# REQUIREMENTS:
Determine the count of lines holding the string "ylabel". Return only the number.

==================================================

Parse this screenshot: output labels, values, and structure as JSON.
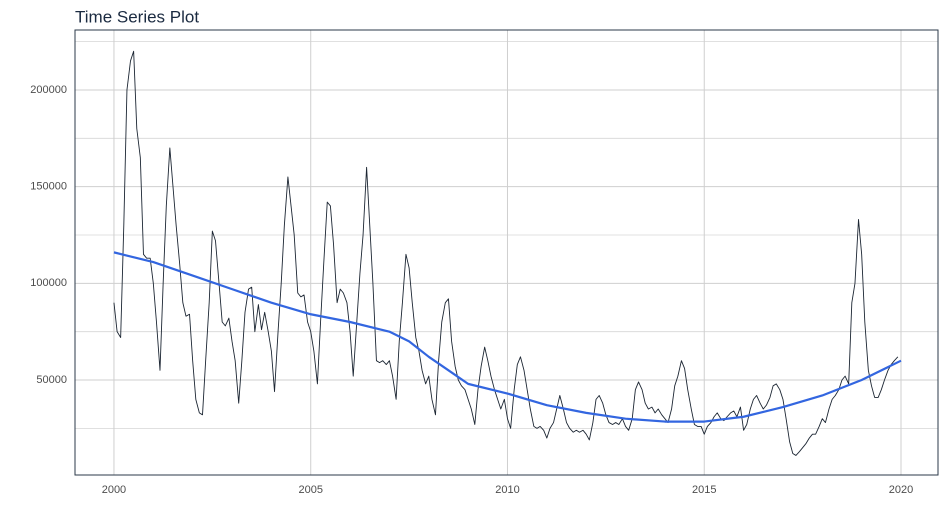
{
  "chart_data": {
    "type": "line",
    "title": "Time Series Plot",
    "xlim": [
      1999.01,
      2020.94
    ],
    "ylim": [
      880,
      231000
    ],
    "xticks": [
      2000,
      2005,
      2010,
      2015,
      2020
    ],
    "yticks": [
      50000,
      100000,
      150000,
      200000
    ],
    "y_minor_grid": [
      25000,
      75000,
      125000,
      175000,
      225000
    ],
    "grid": true,
    "series": [
      {
        "color": "#1c2633",
        "width": 0.9,
        "x": [
          2000,
          2000.08,
          2000.17,
          2000.25,
          2000.33,
          2000.42,
          2000.5,
          2000.58,
          2000.67,
          2000.75,
          2000.83,
          2000.92,
          2001,
          2001.08,
          2001.17,
          2001.25,
          2001.33,
          2001.42,
          2001.5,
          2001.58,
          2001.67,
          2001.75,
          2001.83,
          2001.92,
          2002,
          2002.08,
          2002.17,
          2002.25,
          2002.33,
          2002.42,
          2002.5,
          2002.58,
          2002.67,
          2002.75,
          2002.83,
          2002.92,
          2003,
          2003.08,
          2003.17,
          2003.25,
          2003.33,
          2003.42,
          2003.5,
          2003.58,
          2003.67,
          2003.75,
          2003.83,
          2003.92,
          2004,
          2004.08,
          2004.17,
          2004.25,
          2004.33,
          2004.42,
          2004.5,
          2004.58,
          2004.67,
          2004.75,
          2004.83,
          2004.92,
          2005,
          2005.08,
          2005.17,
          2005.25,
          2005.33,
          2005.42,
          2005.5,
          2005.58,
          2005.67,
          2005.75,
          2005.83,
          2005.92,
          2006,
          2006.08,
          2006.17,
          2006.25,
          2006.33,
          2006.42,
          2006.5,
          2006.58,
          2006.67,
          2006.75,
          2006.83,
          2006.92,
          2007,
          2007.08,
          2007.17,
          2007.25,
          2007.33,
          2007.42,
          2007.5,
          2007.58,
          2007.67,
          2007.75,
          2007.83,
          2007.92,
          2008,
          2008.08,
          2008.17,
          2008.25,
          2008.33,
          2008.42,
          2008.5,
          2008.58,
          2008.67,
          2008.75,
          2008.83,
          2008.92,
          2009,
          2009.08,
          2009.17,
          2009.25,
          2009.33,
          2009.42,
          2009.5,
          2009.58,
          2009.67,
          2009.75,
          2009.83,
          2009.92,
          2010,
          2010.08,
          2010.17,
          2010.25,
          2010.33,
          2010.42,
          2010.5,
          2010.58,
          2010.67,
          2010.75,
          2010.83,
          2010.92,
          2011,
          2011.08,
          2011.17,
          2011.25,
          2011.33,
          2011.42,
          2011.5,
          2011.58,
          2011.67,
          2011.75,
          2011.83,
          2011.92,
          2012,
          2012.08,
          2012.17,
          2012.25,
          2012.33,
          2012.42,
          2012.5,
          2012.58,
          2012.67,
          2012.75,
          2012.83,
          2012.92,
          2013,
          2013.08,
          2013.17,
          2013.25,
          2013.33,
          2013.42,
          2013.5,
          2013.58,
          2013.67,
          2013.75,
          2013.83,
          2013.92,
          2014,
          2014.08,
          2014.17,
          2014.25,
          2014.33,
          2014.42,
          2014.5,
          2014.58,
          2014.67,
          2014.75,
          2014.83,
          2014.92,
          2015,
          2015.08,
          2015.17,
          2015.25,
          2015.33,
          2015.42,
          2015.5,
          2015.58,
          2015.67,
          2015.75,
          2015.83,
          2015.92,
          2016,
          2016.08,
          2016.17,
          2016.25,
          2016.33,
          2016.42,
          2016.5,
          2016.58,
          2016.67,
          2016.75,
          2016.83,
          2016.92,
          2017,
          2017.08,
          2017.17,
          2017.25,
          2017.33,
          2017.42,
          2017.5,
          2017.58,
          2017.67,
          2017.75,
          2017.83,
          2017.92,
          2018,
          2018.08,
          2018.17,
          2018.25,
          2018.33,
          2018.42,
          2018.5,
          2018.58,
          2018.67,
          2018.75,
          2018.83,
          2018.92,
          2019,
          2019.08,
          2019.17,
          2019.25,
          2019.33,
          2019.42,
          2019.5,
          2019.58,
          2019.67,
          2019.75,
          2019.83,
          2019.92
        ],
        "values": [
          90000,
          75000,
          72000,
          130000,
          200000,
          215000,
          220000,
          180000,
          165000,
          115000,
          113000,
          113000,
          100000,
          80000,
          55000,
          100000,
          140000,
          170000,
          150000,
          130000,
          110000,
          90000,
          83000,
          84000,
          60000,
          40000,
          33000,
          32000,
          60000,
          90000,
          127000,
          122000,
          100000,
          80000,
          78000,
          82000,
          70000,
          60000,
          38000,
          60000,
          85000,
          97000,
          98000,
          75000,
          89000,
          76000,
          85000,
          75000,
          65000,
          44000,
          75000,
          100000,
          130000,
          155000,
          140000,
          125000,
          95000,
          93000,
          94000,
          80000,
          75000,
          65000,
          48000,
          80000,
          110000,
          142000,
          140000,
          120000,
          90000,
          97000,
          95000,
          90000,
          75000,
          52000,
          80000,
          105000,
          125000,
          160000,
          130000,
          100000,
          60000,
          59000,
          60000,
          58000,
          60000,
          52000,
          40000,
          70000,
          90000,
          115000,
          108000,
          90000,
          72000,
          65000,
          55000,
          48000,
          52000,
          40000,
          32000,
          60000,
          80000,
          90000,
          92000,
          70000,
          57000,
          50000,
          47000,
          45000,
          40000,
          35000,
          27000,
          45000,
          57000,
          67000,
          60000,
          52000,
          45000,
          40000,
          35000,
          40000,
          30000,
          25000,
          45000,
          58000,
          62000,
          55000,
          45000,
          35000,
          26000,
          25000,
          26000,
          24000,
          20000,
          25000,
          28000,
          35000,
          42000,
          35000,
          28000,
          25000,
          23000,
          24000,
          23000,
          24000,
          22000,
          19000,
          28000,
          40000,
          42000,
          38000,
          32000,
          28000,
          27000,
          28000,
          27000,
          30000,
          26000,
          24000,
          30000,
          45000,
          49000,
          45000,
          38000,
          35000,
          36000,
          33000,
          35000,
          32000,
          30000,
          28000,
          35000,
          47000,
          52000,
          60000,
          56000,
          45000,
          35000,
          27000,
          26000,
          26000,
          22000,
          26000,
          28000,
          31000,
          33000,
          30000,
          29000,
          31000,
          33000,
          34000,
          31000,
          36000,
          24000,
          27000,
          35000,
          40000,
          42000,
          38000,
          35000,
          37000,
          41000,
          47000,
          48000,
          45000,
          40000,
          30000,
          18000,
          12000,
          11000,
          13000,
          15000,
          17000,
          20000,
          22000,
          22000,
          26000,
          30000,
          28000,
          35000,
          40000,
          42000,
          45000,
          50000,
          52000,
          48000,
          90000,
          100000,
          133000,
          115000,
          80000,
          55000,
          47000,
          41000,
          41000,
          45000,
          50000,
          55000,
          58000,
          60000,
          62000
        ]
      },
      {
        "color": "#3366e0",
        "width": 2.2,
        "x": [
          2000,
          2001,
          2002,
          2003,
          2004,
          2005,
          2006,
          2007,
          2007.5,
          2008,
          2008.5,
          2009,
          2010,
          2011,
          2012,
          2013,
          2014,
          2015,
          2016,
          2017,
          2018,
          2019,
          2020
        ],
        "values": [
          116000,
          111000,
          104000,
          97000,
          90000,
          84000,
          80000,
          75000,
          70000,
          62000,
          55000,
          48000,
          43000,
          37000,
          33000,
          30000,
          28500,
          28500,
          31000,
          36000,
          42000,
          50000,
          60000
        ]
      }
    ]
  }
}
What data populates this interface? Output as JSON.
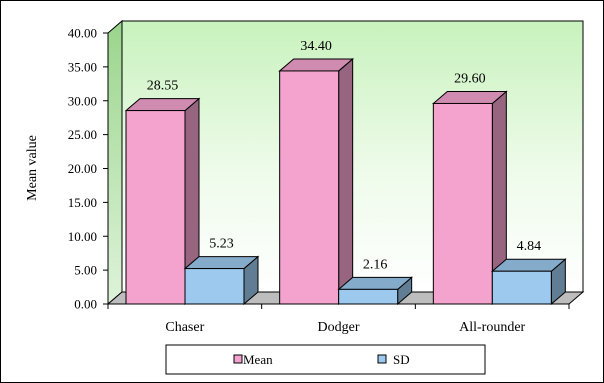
{
  "chart_data": {
    "type": "bar",
    "categories": [
      "Chaser",
      "Dodger",
      "All-rounder"
    ],
    "series": [
      {
        "name": "Mean",
        "values": [
          28.55,
          34.4,
          29.6
        ],
        "labels": [
          "28.55",
          "34.40",
          "29.60"
        ],
        "color": "#f4a3cf"
      },
      {
        "name": "SD",
        "values": [
          5.23,
          2.16,
          4.84
        ],
        "labels": [
          "5.23",
          "2.16",
          "4.84"
        ],
        "color": "#9dc9ef"
      }
    ],
    "ylabel": "Mean value",
    "ylim": [
      0,
      40
    ],
    "yticks": [
      "0.00",
      "5.00",
      "10.00",
      "15.00",
      "20.00",
      "25.00",
      "30.00",
      "35.00",
      "40.00"
    ],
    "ytick_values": [
      0,
      5,
      10,
      15,
      20,
      25,
      30,
      35,
      40
    ],
    "legend_position": "bottom",
    "three_d": true,
    "background_gradient": [
      "#c8f2bd",
      "#ffffff"
    ]
  }
}
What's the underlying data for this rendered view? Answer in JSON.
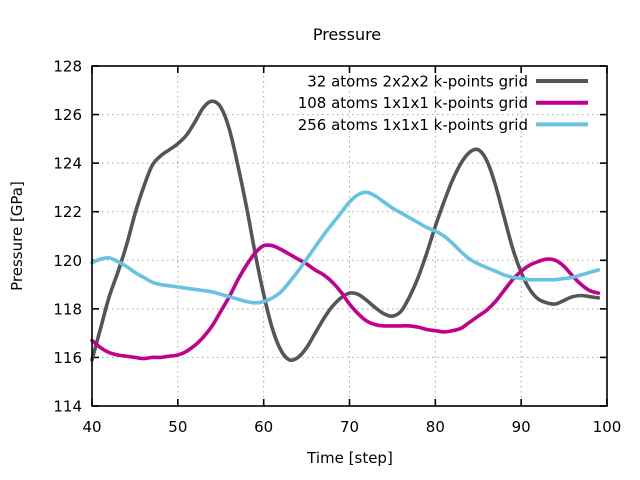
{
  "chart_data": {
    "type": "line",
    "title": "Pressure",
    "xlabel": "Time [step]",
    "ylabel": "Pressure [GPa]",
    "xlim": [
      40,
      100
    ],
    "ylim": [
      114,
      128
    ],
    "xticks": [
      40,
      50,
      60,
      70,
      80,
      90,
      100
    ],
    "yticks": [
      114,
      116,
      118,
      120,
      122,
      124,
      126,
      128
    ],
    "grid": true,
    "legend_position": "top-right-inside",
    "x_start": 40,
    "x_step": 1,
    "axis_color": "#000000",
    "grid_color": "#a8a8a8",
    "series": [
      {
        "name": "32 atoms 2x2x2 k-points grid",
        "color": "#555555",
        "values": [
          115.9,
          117.2,
          118.5,
          119.5,
          120.6,
          121.9,
          123.0,
          123.9,
          124.3,
          124.55,
          124.8,
          125.15,
          125.7,
          126.3,
          126.55,
          126.3,
          125.4,
          123.9,
          122.2,
          120.3,
          118.6,
          117.2,
          116.3,
          115.9,
          116.0,
          116.4,
          117.0,
          117.6,
          118.1,
          118.45,
          118.65,
          118.6,
          118.35,
          118.05,
          117.8,
          117.7,
          117.9,
          118.5,
          119.3,
          120.3,
          121.4,
          122.4,
          123.3,
          124.0,
          124.45,
          124.55,
          124.1,
          123.1,
          121.8,
          120.5,
          119.5,
          118.8,
          118.4,
          118.25,
          118.2,
          118.35,
          118.5,
          118.55,
          118.5,
          118.45
        ]
      },
      {
        "name": "108 atoms 1x1x1 k-points grid",
        "color": "#c2008c",
        "values": [
          116.7,
          116.4,
          116.2,
          116.1,
          116.05,
          116.0,
          115.95,
          116.0,
          116.0,
          116.05,
          116.1,
          116.25,
          116.5,
          116.85,
          117.3,
          117.9,
          118.5,
          119.2,
          119.8,
          120.3,
          120.6,
          120.6,
          120.45,
          120.25,
          120.05,
          119.85,
          119.6,
          119.4,
          119.1,
          118.7,
          118.2,
          117.8,
          117.5,
          117.35,
          117.3,
          117.3,
          117.3,
          117.3,
          117.25,
          117.15,
          117.1,
          117.05,
          117.1,
          117.2,
          117.45,
          117.7,
          117.95,
          118.3,
          118.75,
          119.2,
          119.55,
          119.8,
          119.95,
          120.05,
          120.0,
          119.75,
          119.35,
          119.0,
          118.75,
          118.65
        ]
      },
      {
        "name": "256 atoms 1x1x1 k-points grid",
        "color": "#69c2e4",
        "values": [
          119.9,
          120.05,
          120.1,
          119.95,
          119.75,
          119.5,
          119.3,
          119.1,
          119.0,
          118.95,
          118.9,
          118.85,
          118.8,
          118.75,
          118.7,
          118.6,
          118.5,
          118.4,
          118.3,
          118.25,
          118.3,
          118.45,
          118.7,
          119.1,
          119.55,
          120.05,
          120.55,
          121.05,
          121.5,
          121.95,
          122.4,
          122.7,
          122.8,
          122.65,
          122.4,
          122.15,
          121.95,
          121.75,
          121.55,
          121.35,
          121.2,
          121.0,
          120.7,
          120.35,
          120.05,
          119.85,
          119.7,
          119.55,
          119.4,
          119.3,
          119.25,
          119.2,
          119.2,
          119.2,
          119.2,
          119.25,
          119.3,
          119.4,
          119.5,
          119.6
        ]
      }
    ]
  }
}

==================================================

# EXERCISE SOLUTION:
2